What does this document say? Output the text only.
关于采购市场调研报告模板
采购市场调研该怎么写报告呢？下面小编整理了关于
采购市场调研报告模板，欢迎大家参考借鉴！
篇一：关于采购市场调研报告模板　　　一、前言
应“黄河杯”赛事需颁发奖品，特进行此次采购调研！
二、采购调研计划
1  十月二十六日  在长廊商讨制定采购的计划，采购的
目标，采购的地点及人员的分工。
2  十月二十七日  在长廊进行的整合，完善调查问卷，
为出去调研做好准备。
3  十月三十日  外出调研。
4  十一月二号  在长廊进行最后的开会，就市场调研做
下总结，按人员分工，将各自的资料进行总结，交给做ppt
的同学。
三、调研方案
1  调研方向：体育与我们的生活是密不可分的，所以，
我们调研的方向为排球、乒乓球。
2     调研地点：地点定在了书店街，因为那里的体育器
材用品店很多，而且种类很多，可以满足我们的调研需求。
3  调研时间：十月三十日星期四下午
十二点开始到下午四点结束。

▸ **Task objective**
Output the entries verbatim.

▸ **Written solution**
What does this document say? Output the text only.
关于采购市场调研报告模板
采购市场调研该怎么写报告呢？下面小编整理了关于
采购市场调研报告模板，欢迎大家参考借鉴！
篇一：关于采购市场调研报告模板　　　一、前言
应“黄河杯”赛事需颁发奖品，特进行此次采购调研！
二、采购调研计划
1  十月二十六日  在长廊商讨制定采购的计划，采购的
目标，采购的地点及人员的分工。
2  十月二十七日  在长廊进行的整合，完善调查问卷，
为出去调研做好准备。
3  十月三十日  外出调研。
4  十一月二号  在长廊进行最后的开会，就市场调研做
下总结，按人员分工，将各自的资料进行总结，交给做ppt
的同学。
三、调研方案
1  调研方向：体育与我们的生活是密不可分的，所以，
我们调研的方向为排球、乒乓球。
2     调研地点：地点定在了书店街，因为那里的体育器
材用品店很多，而且种类很多，可以满足我们的调研需求。
3  调研时间：十月三十日星期四下午
十二点开始到下午四点结束。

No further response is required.